Challenges –
(A) Reproduce, word for word, the part of the Mediterranean karst aquifer map page that begins at "Groundwater resources in" and stops after "and water quality.".
(B) Carry the page on the Mediterranean karst aquifer map further, picking up right after its last sentence.

Excerpted text –
==================================================

Mediterranean Karst Aquifer Map

Background:
Karst aquifers constitute important freshwater resources, but are challenging to manage and to protect, because of their unique structure and behaviour, representing continuous challenges for research and development. Karstified carbonate rocks occur on 15.2 % of the global land surface (Goldscheider et al. 2020) and are widespread in the Mediterranean region, where groundwater from karst contributes to the freshwater supply of most countries and many big cities, such as Rome, Montpellier, and Beirut.

Groundwater resources in karst aquifers are often hydraulically connected over large areas and particularly vulnerable to contamination. Rapid and turbulent groundwater flow in a network of conduits and caves often results in variable spring discharge and water quality.

Mediterranean Karst Aquifer Map

Map methodology:
The preparation of the Mediterranean Karst Aquifer Map (MEDKAM) generally followed the workflow used for the World Karst Aquifer Map (WOKAM) (Chen et al. 2017). The topographic basis for MEDKAM is the International Hydrogeological Map of Europe 1 : 1,500,000 (IHME1500) (BGR & UNESCO 2019) and its recently digitised extension to North Africa.

==================================================

Material provided –

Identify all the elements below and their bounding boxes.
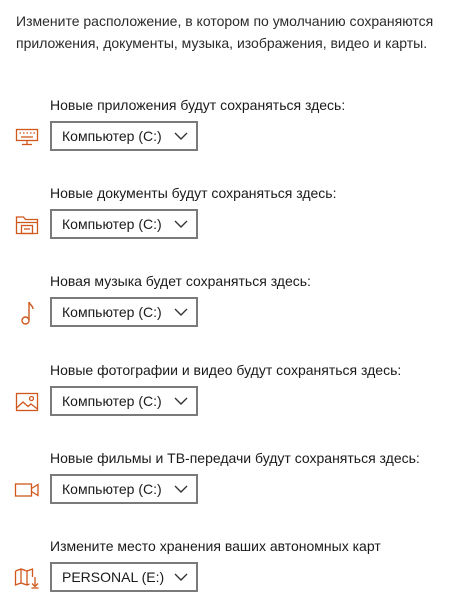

==================================================

Answers –
(A)
Groundwater resources in karst aquifers are often hydraulically connected over large areas and particularly vulnerable to contamination. Rapid and turbulent groundwater flow in a network of conduits and caves often results in variable spring discharge and water quality.

(B)
To complete missing parts in the North African countries and the Arabian Peninsula, the digital versions of the Quantitative maps of groundwater resources in Africa from the British Geological Survey (MacDonald et al. 2012) and the Bedrock geology of the Arabian Peninsula from the United States Geological Survey (Pollastro 1998) were used.

IHME is a series of general hydrogeological maps with 30 map sheets compiled by hydrogeologists and national experts in related sciences under the auspices of the International Association of Hydrogeologists (IAH). A new lithological classification has been developed for MEDKAM, similar to that of WOKAM, which groups the geological units into four meaningful hydrogeological units:

• Karst aquifers in sedimentary and metamorphic carbonate rocks
• Karst aquifers in evaporite rocks
• Various hydrogeological settings in other sedimentary and volcanic formations (karst aquifers are possibly present at depth)
• Local, poor and shallow aquifers in other metamorphic rocks and igneous rocks (no karst aquifers present at depth)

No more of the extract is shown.